Exercise instructions – Scan the material and copy every line in which "about" appears.

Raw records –

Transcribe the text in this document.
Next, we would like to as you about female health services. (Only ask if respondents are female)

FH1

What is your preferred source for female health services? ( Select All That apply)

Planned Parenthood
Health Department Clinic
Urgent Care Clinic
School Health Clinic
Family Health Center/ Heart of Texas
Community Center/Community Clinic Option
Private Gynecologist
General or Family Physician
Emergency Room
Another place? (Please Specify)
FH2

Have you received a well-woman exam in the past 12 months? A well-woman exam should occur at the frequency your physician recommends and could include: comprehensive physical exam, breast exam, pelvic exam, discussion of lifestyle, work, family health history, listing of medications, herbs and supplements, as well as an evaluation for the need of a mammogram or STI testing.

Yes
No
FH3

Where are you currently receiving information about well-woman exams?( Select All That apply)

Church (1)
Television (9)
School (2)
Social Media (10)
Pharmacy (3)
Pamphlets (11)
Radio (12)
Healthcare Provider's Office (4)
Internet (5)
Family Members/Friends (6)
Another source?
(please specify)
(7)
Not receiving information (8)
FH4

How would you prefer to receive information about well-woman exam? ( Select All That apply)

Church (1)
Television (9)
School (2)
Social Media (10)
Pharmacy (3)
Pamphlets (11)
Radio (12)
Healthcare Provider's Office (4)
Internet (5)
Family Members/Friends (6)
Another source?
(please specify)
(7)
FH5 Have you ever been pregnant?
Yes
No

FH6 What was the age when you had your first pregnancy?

Task response –
Next, we would like to as you about female health services. (Only ask if respondents are female)
Where are you currently receiving information about well-woman exams?( Select All That apply)
How would you prefer to receive information about well-woman exam? ( Select All That apply)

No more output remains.